Look through the data below. Pick out the lines holding the string "letters".

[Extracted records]
__________________________________________________
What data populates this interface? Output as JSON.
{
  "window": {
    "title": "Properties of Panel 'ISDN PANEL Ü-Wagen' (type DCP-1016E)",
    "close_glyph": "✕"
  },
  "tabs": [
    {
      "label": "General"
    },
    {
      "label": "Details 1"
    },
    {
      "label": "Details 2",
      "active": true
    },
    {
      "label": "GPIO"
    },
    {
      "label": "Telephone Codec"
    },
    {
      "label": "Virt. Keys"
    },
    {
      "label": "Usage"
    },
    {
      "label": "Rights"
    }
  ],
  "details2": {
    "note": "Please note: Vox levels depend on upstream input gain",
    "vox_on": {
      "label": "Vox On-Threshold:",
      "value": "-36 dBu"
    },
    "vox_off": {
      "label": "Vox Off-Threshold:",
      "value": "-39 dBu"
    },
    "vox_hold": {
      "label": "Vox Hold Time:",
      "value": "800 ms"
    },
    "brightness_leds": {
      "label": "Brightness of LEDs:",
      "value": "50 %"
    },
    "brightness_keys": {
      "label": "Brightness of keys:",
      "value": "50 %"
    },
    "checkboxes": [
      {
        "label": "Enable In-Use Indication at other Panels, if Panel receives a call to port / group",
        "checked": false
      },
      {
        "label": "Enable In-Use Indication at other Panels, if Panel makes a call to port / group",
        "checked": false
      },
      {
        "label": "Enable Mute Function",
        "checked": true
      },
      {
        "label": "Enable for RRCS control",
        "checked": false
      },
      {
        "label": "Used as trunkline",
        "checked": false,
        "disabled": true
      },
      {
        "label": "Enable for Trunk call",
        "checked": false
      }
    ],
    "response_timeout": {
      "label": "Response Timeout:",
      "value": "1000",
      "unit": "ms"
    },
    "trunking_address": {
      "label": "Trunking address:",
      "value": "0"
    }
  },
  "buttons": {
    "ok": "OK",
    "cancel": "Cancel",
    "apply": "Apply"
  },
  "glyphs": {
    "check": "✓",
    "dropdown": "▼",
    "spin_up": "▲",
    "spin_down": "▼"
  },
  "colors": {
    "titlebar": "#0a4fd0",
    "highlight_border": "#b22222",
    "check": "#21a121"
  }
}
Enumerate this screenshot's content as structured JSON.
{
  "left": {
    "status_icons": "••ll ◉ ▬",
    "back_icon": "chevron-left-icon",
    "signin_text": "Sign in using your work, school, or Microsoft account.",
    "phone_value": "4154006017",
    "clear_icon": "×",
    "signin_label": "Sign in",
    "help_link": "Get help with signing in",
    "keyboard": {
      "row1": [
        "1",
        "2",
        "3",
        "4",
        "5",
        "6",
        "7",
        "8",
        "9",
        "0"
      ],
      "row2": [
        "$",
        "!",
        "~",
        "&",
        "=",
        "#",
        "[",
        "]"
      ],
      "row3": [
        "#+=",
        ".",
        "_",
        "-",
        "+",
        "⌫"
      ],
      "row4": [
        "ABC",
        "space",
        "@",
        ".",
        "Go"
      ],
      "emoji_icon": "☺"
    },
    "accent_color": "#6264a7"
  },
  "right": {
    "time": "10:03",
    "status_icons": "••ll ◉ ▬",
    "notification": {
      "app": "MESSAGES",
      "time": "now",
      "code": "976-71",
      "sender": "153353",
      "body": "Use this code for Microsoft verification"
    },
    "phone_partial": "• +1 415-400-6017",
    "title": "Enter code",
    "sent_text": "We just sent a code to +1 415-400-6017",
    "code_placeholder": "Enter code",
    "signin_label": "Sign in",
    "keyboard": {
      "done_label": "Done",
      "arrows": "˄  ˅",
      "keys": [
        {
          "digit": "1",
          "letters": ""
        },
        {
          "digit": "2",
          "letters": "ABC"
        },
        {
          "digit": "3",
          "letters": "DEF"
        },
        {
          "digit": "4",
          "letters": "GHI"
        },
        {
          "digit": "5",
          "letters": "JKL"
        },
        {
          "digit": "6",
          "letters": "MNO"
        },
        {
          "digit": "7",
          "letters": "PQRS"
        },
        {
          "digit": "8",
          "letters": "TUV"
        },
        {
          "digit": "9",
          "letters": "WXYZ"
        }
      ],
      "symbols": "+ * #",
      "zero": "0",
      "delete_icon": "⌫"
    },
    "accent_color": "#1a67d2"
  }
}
__________________________________________________
* Output of the exercise:
          "letters": ""
          "letters": "ABC"
          "letters": "DEF"
          "letters": "GHI"
          "letters": "JKL"
          "letters": "MNO"
          "letters": "PQRS"
          "letters": "TUV"
          "letters": "WXYZ"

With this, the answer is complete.